**Exercise details:**
Repeat the records below exactly as they appear.

**** Data supplied

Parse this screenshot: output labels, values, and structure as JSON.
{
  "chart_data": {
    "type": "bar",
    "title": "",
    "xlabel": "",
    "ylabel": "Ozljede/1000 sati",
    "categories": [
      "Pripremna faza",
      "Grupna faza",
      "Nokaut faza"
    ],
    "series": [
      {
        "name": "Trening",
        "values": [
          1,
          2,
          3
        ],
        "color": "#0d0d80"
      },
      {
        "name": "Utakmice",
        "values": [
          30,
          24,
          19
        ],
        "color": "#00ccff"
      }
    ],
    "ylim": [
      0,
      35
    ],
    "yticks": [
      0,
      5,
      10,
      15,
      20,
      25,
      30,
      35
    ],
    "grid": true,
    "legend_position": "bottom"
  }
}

********

**Right answer:**
Parse this screenshot: output labels, values, and structure as JSON.
{
  "chart_data": {
    "type": "bar",
    "title": "",
    "xlabel": "",
    "ylabel": "Ozljede/1000 sati",
    "categories": [
      "Pripremna faza",
      "Grupna faza",
      "Nokaut faza"
    ],
    "series": [
      {
        "name": "Trening",
        "values": [
          1,
          2,
          3
        ],
        "color": "#0d0d80"
      },
      {
        "name": "Utakmice",
        "values": [
          30,
          24,
          19
        ],
        "color": "#00ccff"
      }
    ],
    "ylim": [
      0,
      35
    ],
    "yticks": [
      0,
      5,
      10,
      15,
      20,
      25,
      30,
      35
    ],
    "grid": true,
    "legend_position": "bottom"
  }
}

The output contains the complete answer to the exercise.